**TASK PROMPT**
Every record should be repeated exactly, except that pictures are left out.
################
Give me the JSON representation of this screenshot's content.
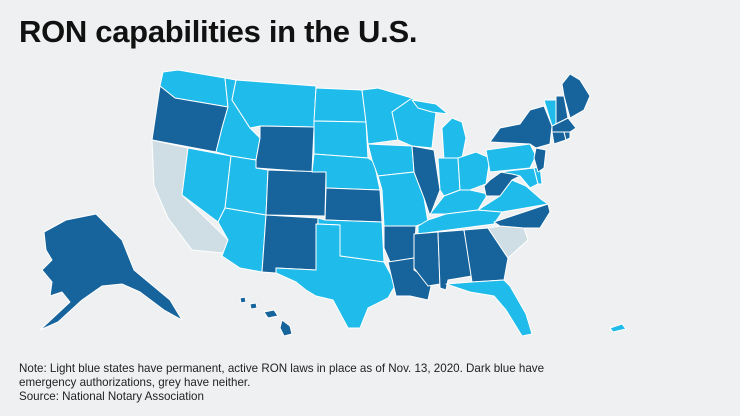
{
  "title": "RON capabilities in the U.S.",
  "colors": {
    "permanent": "#1fbbea",
    "emergency": "#17649d",
    "neither": "#cfdde5",
    "background": "#eef0f1"
  },
  "state_status": {
    "WA": "permanent",
    "OR": "emergency",
    "CA": "neither",
    "NV": "permanent",
    "ID": "permanent",
    "MT": "permanent",
    "WY": "emergency",
    "UT": "permanent",
    "AZ": "permanent",
    "CO": "emergency",
    "NM": "emergency",
    "ND": "permanent",
    "SD": "permanent",
    "NE": "permanent",
    "KS": "emergency",
    "OK": "permanent",
    "TX": "permanent",
    "MN": "permanent",
    "IA": "permanent",
    "MO": "permanent",
    "AR": "emergency",
    "LA": "emergency",
    "WI": "permanent",
    "IL": "emergency",
    "MI": "permanent",
    "IN": "permanent",
    "OH": "permanent",
    "KY": "permanent",
    "TN": "permanent",
    "MS": "emergency",
    "AL": "emergency",
    "GA": "emergency",
    "FL": "permanent",
    "SC": "neither",
    "NC": "emergency",
    "VA": "permanent",
    "WV": "emergency",
    "PA": "permanent",
    "NY": "emergency",
    "VT": "permanent",
    "NH": "emergency",
    "ME": "emergency",
    "MA": "emergency",
    "CT": "emergency",
    "RI": "emergency",
    "NJ": "emergency",
    "DE": "permanent",
    "MD": "permanent",
    "AK": "emergency",
    "HI": "emergency",
    "PR": "permanent"
  },
  "notes": {
    "line1": "Note: Light blue states have permanent, active RON laws in place as of Nov. 13, 2020. Dark blue have",
    "line2": "emergency authorizations, grey have neither.",
    "source": "Source: National Notary Association"
  }
}
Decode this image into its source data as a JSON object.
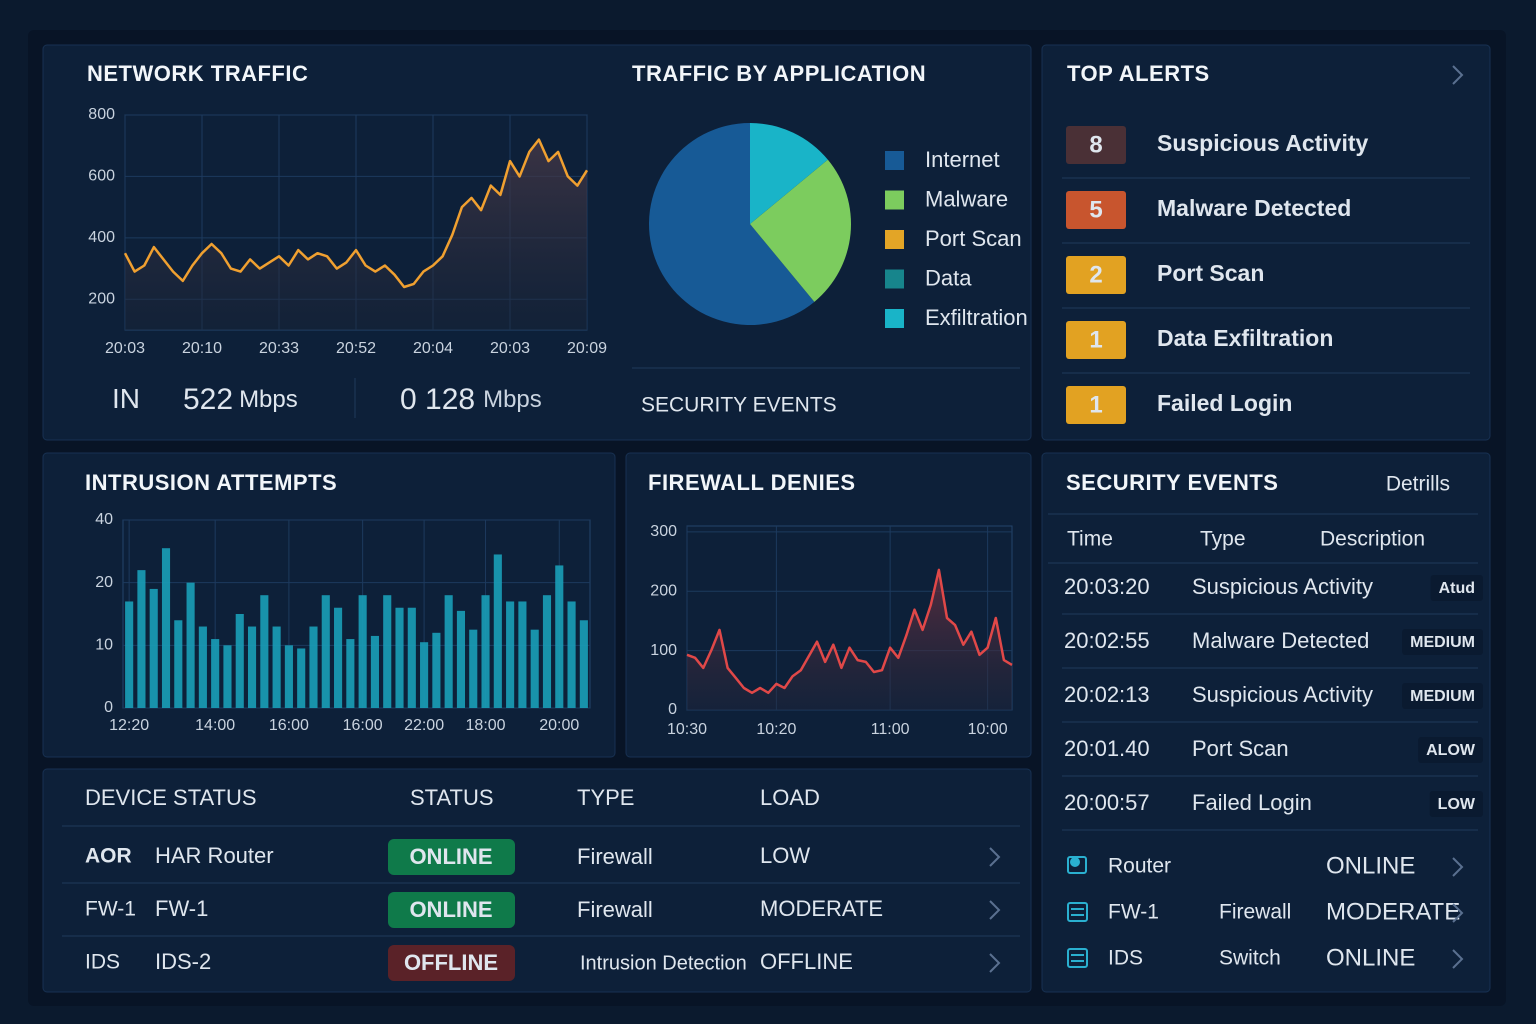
################
**OUTPUT**
Give me the JSON representation of this screenshot's content.
{
  "title": "RON capabilities in the U.S.",
  "colors": {
    "permanent": "#1fbbea",
    "emergency": "#17649d",
    "neither": "#cfdde5",
    "background": "#eef0f1"
  },
  "state_status": {
    "WA": "permanent",
    "OR": "emergency",
    "CA": "neither",
    "NV": "permanent",
    "ID": "permanent",
    "MT": "permanent",
    "WY": "emergency",
    "UT": "permanent",
    "AZ": "permanent",
    "CO": "emergency",
    "NM": "emergency",
    "ND": "permanent",
    "SD": "permanent",
    "NE": "permanent",
    "KS": "emergency",
    "OK": "permanent",
    "TX": "permanent",
    "MN": "permanent",
    "IA": "permanent",
    "MO": "permanent",
    "AR": "emergency",
    "LA": "emergency",
    "WI": "permanent",
    "IL": "emergency",
    "MI": "permanent",
    "IN": "permanent",
    "OH": "permanent",
    "KY": "permanent",
    "TN": "permanent",
    "MS": "emergency",
    "AL": "emergency",
    "GA": "emergency",
    "FL": "permanent",
    "SC": "neither",
    "NC": "emergency",
    "VA": "permanent",
    "WV": "emergency",
    "PA": "permanent",
    "NY": "emergency",
    "VT": "permanent",
    "NH": "emergency",
    "ME": "emergency",
    "MA": "emergency",
    "CT": "emergency",
    "RI": "emergency",
    "NJ": "emergency",
    "DE": "permanent",
    "MD": "permanent",
    "AK": "emergency",
    "HI": "emergency",
    "PR": "permanent"
  },
  "notes": {
    "line1": "Note: Light blue states have permanent, active RON laws in place as of Nov. 13, 2020. Dark blue have",
    "line2": "emergency authorizations, grey have neither.",
    "source": "Source: National Notary Association"
  }
}
Decode this image into its source data as a JSON object.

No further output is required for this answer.